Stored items
********

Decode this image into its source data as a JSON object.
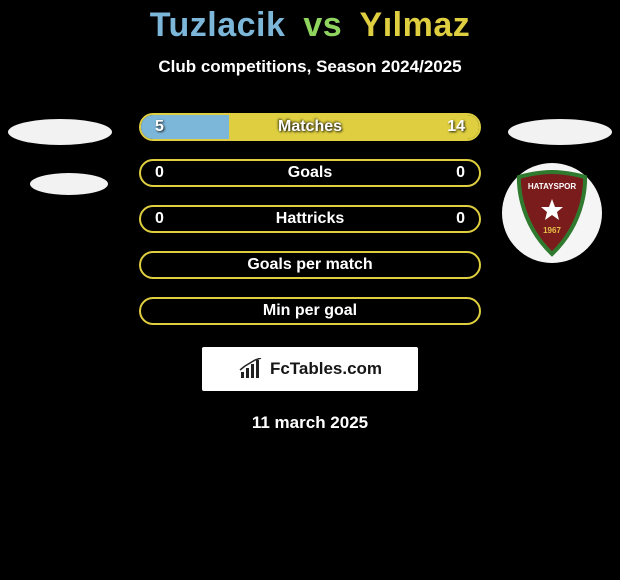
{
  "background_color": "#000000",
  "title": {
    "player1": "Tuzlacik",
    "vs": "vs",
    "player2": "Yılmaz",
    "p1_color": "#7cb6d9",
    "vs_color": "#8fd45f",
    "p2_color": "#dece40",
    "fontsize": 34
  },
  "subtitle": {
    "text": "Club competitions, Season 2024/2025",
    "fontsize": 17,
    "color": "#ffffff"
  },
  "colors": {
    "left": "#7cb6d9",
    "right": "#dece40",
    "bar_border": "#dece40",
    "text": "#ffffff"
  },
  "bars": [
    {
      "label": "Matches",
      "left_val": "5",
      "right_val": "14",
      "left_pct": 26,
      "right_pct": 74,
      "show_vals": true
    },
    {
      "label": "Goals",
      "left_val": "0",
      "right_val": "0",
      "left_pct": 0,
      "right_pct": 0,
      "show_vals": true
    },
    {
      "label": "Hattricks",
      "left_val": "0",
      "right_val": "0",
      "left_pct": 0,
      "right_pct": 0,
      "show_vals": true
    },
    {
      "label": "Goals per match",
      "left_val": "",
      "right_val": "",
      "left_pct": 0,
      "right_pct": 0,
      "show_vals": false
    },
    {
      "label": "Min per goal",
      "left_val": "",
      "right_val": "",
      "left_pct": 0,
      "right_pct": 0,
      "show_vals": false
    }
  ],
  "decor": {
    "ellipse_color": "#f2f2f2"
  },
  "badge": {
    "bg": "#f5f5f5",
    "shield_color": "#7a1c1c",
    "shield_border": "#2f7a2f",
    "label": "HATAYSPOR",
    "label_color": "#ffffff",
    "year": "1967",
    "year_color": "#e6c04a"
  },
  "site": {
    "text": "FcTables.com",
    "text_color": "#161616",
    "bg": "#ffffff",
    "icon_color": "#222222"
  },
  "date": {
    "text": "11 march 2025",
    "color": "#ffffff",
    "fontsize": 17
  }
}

********

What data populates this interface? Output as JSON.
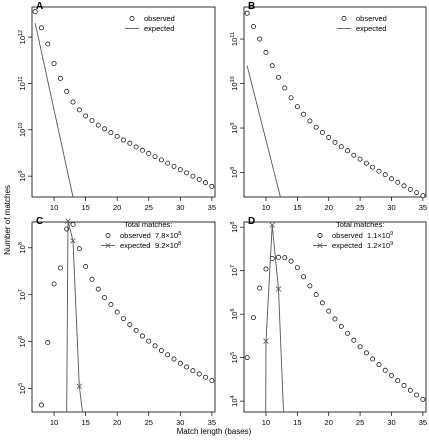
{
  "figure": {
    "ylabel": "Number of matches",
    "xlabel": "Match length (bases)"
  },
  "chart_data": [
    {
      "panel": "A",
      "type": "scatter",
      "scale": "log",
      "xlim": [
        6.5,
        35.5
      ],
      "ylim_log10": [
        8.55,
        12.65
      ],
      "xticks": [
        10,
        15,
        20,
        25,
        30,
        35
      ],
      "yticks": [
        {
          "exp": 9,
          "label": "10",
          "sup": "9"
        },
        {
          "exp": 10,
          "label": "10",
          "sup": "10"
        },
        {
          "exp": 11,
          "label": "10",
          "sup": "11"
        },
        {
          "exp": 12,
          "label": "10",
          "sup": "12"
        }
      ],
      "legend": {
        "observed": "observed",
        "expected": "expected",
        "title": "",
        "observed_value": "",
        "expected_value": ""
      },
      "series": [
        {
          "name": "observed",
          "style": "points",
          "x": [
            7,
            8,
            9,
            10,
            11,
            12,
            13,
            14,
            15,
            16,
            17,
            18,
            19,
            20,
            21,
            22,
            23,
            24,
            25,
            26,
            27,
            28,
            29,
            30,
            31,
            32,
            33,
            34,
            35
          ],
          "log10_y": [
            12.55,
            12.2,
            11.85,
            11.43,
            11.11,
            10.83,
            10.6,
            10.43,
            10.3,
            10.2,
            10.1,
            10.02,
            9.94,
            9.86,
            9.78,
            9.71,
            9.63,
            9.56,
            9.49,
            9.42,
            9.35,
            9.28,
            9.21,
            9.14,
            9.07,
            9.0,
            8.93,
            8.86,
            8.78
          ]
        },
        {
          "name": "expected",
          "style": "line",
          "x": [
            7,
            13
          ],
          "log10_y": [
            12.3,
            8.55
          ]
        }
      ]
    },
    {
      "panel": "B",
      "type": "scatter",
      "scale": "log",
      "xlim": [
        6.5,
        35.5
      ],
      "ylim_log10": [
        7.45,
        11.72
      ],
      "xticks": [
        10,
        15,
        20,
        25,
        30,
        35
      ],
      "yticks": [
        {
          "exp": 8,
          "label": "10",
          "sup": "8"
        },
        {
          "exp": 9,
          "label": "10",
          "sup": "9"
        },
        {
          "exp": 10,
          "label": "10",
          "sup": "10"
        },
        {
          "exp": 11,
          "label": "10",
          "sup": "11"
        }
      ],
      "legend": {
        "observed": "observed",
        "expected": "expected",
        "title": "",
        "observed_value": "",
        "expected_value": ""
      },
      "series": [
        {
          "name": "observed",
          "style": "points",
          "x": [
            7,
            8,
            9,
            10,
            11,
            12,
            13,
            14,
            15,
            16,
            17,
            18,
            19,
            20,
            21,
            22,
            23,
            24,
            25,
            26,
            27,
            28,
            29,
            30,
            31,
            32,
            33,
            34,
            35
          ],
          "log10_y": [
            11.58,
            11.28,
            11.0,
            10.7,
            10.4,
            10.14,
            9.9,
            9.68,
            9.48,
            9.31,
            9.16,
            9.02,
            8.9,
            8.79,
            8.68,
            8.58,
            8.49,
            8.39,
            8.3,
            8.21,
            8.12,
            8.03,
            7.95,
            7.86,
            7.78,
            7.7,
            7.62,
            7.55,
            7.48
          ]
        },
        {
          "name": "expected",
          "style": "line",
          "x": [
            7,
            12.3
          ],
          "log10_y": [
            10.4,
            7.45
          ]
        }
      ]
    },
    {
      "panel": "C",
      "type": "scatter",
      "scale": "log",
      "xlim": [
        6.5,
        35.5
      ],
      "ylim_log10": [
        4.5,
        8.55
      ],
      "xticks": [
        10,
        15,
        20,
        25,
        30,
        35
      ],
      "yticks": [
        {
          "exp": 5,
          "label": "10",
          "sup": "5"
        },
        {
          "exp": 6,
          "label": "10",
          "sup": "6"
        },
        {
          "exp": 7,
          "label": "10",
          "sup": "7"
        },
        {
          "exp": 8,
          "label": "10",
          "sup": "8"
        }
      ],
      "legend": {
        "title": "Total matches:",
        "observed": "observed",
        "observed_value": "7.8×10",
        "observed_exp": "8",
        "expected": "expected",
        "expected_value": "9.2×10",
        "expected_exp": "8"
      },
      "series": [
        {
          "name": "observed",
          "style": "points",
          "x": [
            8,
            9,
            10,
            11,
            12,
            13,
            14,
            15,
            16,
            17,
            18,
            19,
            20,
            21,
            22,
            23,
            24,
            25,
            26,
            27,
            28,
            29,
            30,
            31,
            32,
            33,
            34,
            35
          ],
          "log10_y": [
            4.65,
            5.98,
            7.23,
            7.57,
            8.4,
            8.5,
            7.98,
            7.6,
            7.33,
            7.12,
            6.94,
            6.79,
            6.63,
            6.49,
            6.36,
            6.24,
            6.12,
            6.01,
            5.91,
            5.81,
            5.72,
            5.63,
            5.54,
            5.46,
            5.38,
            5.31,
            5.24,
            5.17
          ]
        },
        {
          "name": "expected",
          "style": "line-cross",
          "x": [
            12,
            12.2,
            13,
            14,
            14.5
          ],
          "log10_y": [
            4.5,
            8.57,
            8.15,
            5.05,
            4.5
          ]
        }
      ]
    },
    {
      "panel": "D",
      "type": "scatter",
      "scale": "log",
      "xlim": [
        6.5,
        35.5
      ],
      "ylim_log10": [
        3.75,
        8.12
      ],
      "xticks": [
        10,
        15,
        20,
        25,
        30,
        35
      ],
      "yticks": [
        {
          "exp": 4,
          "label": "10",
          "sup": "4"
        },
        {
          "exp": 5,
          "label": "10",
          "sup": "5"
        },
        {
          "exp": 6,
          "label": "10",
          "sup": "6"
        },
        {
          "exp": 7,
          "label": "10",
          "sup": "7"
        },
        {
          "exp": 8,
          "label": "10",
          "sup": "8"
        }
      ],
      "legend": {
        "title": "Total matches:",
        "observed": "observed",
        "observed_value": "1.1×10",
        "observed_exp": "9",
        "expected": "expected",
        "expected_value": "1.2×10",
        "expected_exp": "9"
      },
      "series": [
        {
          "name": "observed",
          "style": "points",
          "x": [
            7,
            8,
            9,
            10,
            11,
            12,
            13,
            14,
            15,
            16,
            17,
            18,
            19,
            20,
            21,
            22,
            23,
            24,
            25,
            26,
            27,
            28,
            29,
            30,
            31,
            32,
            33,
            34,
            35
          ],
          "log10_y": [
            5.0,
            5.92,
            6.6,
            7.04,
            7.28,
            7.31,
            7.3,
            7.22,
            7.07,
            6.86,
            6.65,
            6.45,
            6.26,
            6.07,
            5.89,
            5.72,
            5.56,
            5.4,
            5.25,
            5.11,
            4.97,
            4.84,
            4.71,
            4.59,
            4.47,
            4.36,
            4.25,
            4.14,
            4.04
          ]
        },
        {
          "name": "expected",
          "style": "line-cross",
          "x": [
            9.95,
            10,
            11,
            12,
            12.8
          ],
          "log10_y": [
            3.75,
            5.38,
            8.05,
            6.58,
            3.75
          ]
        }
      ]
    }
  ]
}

********

[REQUIRED WORK] Choose all lines containing the string "this" and copy them out.

[SOLUTION]
Decode this image into its source data as a JSON object.
What data populates this interface? Output as JSON.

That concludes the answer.